- [Directions for this task]
Look through the entries below and report how many lines hold the string "High". Only the number is wanted.

- [Input for this task]
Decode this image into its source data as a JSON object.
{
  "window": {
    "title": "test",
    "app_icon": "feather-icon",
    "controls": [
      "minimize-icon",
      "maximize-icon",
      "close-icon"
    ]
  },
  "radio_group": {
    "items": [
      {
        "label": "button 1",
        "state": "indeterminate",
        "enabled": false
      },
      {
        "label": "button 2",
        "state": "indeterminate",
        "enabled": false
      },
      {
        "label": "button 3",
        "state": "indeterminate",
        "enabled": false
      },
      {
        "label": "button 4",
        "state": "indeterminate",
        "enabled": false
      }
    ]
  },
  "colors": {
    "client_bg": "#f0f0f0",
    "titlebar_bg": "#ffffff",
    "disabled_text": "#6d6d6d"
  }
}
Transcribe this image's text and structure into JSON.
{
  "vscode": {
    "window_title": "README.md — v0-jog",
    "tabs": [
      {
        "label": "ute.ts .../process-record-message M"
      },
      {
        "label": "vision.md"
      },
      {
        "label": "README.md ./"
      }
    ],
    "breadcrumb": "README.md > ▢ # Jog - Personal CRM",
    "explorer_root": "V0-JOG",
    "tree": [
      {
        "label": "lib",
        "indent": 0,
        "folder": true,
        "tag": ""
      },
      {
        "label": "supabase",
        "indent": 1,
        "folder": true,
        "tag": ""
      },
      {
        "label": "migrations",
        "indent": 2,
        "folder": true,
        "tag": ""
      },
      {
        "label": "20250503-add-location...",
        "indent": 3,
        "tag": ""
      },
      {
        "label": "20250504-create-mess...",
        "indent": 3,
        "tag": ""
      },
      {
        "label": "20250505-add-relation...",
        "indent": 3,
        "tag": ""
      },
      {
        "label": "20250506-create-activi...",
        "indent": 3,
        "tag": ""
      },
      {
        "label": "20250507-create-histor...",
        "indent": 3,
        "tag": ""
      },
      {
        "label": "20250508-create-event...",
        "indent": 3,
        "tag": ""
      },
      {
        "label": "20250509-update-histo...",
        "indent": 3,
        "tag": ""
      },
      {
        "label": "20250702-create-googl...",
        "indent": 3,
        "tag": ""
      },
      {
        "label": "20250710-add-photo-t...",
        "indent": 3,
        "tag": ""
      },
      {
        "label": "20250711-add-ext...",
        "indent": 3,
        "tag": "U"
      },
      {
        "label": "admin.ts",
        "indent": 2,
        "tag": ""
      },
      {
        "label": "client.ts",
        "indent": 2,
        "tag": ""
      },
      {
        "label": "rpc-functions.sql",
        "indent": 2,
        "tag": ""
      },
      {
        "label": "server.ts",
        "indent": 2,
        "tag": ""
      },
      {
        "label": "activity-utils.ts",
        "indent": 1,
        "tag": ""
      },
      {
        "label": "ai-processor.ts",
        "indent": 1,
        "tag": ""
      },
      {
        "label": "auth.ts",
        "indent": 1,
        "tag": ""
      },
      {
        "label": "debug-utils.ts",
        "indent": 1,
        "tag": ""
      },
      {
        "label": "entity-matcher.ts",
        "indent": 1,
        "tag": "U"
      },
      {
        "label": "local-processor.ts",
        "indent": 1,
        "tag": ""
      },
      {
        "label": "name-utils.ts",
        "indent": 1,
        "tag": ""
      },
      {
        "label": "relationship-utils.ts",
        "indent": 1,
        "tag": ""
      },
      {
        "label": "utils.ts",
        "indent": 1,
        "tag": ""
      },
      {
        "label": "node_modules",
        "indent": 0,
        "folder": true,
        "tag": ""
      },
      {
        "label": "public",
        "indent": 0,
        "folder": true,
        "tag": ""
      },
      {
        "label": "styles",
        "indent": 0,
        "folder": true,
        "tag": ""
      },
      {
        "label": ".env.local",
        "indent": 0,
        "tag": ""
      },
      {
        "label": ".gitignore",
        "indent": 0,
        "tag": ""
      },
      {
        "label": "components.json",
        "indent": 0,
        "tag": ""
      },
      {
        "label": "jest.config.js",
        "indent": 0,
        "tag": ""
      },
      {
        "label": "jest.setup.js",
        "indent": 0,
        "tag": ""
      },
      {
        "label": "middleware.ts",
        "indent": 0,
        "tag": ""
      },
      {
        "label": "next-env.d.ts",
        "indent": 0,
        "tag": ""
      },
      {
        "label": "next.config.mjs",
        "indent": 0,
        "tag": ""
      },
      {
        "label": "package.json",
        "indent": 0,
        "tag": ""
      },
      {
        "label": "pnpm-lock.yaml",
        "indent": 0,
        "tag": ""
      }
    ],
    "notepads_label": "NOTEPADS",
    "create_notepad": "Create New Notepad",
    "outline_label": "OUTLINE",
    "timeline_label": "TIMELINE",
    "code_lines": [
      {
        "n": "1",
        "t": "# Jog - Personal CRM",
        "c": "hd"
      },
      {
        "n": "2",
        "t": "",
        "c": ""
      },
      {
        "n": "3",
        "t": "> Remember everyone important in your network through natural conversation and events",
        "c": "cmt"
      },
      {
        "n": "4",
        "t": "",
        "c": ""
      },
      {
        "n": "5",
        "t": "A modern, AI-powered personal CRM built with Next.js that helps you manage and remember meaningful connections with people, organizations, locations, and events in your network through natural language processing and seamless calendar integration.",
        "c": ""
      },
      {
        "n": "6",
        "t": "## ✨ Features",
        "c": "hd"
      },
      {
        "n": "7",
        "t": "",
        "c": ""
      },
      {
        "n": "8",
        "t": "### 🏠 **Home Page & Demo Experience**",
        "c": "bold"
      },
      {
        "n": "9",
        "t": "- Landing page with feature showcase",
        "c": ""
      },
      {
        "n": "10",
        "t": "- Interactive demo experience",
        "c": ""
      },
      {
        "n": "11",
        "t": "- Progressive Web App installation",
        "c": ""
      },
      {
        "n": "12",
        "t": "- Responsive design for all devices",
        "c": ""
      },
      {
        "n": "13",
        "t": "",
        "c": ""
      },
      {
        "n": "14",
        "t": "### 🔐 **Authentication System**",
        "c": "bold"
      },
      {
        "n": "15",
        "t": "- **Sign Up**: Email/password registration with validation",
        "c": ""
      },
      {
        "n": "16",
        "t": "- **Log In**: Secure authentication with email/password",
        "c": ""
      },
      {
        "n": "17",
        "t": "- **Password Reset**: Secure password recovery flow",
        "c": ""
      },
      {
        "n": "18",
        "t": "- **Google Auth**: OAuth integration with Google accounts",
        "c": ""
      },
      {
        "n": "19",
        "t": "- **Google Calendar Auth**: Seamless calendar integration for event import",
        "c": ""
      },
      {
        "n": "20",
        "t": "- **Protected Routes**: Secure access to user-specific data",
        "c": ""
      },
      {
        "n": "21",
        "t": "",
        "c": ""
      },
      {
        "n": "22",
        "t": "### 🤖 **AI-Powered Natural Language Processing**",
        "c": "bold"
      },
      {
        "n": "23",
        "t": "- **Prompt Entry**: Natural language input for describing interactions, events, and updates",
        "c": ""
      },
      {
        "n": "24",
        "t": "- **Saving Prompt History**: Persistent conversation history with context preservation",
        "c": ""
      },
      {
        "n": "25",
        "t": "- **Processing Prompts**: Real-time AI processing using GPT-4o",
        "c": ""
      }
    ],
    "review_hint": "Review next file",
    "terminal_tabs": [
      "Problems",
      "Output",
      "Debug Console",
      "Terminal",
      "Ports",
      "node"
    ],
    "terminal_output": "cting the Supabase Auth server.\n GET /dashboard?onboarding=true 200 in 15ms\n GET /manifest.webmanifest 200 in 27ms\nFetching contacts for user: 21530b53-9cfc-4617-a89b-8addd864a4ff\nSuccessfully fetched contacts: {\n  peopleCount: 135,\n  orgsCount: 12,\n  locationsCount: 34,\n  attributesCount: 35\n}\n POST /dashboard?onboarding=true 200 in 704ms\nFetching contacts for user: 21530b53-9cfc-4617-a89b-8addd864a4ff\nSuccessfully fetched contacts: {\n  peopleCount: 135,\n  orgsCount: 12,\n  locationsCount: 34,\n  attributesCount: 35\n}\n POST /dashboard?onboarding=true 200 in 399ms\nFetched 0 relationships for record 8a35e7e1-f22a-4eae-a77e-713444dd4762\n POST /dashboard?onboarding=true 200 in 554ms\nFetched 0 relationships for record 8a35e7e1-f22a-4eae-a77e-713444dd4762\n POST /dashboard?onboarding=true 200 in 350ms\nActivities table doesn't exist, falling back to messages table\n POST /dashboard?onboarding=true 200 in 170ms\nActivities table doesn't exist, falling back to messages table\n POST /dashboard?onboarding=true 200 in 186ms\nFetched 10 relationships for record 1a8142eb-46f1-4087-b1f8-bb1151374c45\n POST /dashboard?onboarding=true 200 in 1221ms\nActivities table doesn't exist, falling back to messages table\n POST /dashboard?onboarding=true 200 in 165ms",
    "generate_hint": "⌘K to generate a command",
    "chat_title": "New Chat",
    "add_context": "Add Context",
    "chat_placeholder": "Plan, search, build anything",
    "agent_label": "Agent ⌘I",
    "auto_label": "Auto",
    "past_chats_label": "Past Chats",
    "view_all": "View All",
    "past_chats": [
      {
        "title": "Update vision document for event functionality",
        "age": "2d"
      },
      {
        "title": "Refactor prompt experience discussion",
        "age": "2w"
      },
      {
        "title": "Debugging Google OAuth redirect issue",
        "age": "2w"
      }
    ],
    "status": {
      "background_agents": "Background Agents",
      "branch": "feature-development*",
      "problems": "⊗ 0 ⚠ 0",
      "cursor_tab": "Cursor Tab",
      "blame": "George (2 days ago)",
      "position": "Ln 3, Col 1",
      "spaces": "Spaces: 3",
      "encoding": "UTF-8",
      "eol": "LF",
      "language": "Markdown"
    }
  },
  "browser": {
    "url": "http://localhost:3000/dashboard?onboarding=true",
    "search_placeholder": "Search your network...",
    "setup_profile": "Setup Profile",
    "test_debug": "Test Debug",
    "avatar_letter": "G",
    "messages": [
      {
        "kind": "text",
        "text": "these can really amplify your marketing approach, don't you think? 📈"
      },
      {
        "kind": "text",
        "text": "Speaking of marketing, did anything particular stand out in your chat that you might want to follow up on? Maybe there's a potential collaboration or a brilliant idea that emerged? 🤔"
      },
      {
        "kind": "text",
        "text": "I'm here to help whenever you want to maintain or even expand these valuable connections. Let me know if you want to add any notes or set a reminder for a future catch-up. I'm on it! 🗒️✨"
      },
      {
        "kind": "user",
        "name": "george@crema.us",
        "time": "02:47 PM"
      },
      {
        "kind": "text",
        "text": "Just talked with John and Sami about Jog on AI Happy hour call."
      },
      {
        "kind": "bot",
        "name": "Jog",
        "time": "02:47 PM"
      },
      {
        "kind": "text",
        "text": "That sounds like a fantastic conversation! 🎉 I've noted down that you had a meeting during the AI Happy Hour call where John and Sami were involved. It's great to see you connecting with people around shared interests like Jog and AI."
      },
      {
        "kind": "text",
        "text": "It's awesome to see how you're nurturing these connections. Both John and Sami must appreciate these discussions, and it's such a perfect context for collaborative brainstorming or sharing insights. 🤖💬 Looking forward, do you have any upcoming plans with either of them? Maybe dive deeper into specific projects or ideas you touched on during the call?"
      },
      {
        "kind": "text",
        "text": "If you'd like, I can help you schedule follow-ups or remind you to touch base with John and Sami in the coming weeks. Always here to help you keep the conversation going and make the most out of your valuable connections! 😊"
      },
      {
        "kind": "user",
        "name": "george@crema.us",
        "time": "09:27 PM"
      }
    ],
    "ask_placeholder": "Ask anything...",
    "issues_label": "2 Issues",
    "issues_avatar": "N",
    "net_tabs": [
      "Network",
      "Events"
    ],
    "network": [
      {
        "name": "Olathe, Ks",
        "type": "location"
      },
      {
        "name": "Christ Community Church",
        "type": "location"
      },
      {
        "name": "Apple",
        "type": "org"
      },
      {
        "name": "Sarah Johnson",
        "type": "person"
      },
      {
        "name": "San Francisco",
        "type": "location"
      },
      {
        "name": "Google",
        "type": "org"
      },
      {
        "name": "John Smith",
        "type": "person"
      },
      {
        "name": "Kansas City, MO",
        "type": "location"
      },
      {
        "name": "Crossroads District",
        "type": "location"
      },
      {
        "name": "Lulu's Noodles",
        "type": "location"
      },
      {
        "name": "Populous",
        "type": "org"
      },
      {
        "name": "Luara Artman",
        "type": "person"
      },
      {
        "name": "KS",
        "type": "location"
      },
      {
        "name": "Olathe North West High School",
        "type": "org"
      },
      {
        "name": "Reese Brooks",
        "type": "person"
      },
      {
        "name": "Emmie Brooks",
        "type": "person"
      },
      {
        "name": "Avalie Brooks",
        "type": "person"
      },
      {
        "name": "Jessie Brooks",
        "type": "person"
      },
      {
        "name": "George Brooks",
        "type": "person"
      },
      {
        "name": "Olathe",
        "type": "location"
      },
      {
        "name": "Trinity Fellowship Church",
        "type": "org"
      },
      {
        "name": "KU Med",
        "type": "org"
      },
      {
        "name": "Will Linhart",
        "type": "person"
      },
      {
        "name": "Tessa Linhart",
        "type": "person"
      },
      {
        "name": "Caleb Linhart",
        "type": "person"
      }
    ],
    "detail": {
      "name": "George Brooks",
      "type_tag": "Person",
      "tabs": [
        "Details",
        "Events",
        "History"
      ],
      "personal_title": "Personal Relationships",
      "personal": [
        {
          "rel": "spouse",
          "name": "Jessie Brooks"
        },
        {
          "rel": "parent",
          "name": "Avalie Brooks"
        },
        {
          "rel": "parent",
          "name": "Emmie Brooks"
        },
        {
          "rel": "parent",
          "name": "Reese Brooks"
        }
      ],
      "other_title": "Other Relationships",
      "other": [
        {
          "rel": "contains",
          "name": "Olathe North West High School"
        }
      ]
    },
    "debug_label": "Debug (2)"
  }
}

- [Solution for this task]
2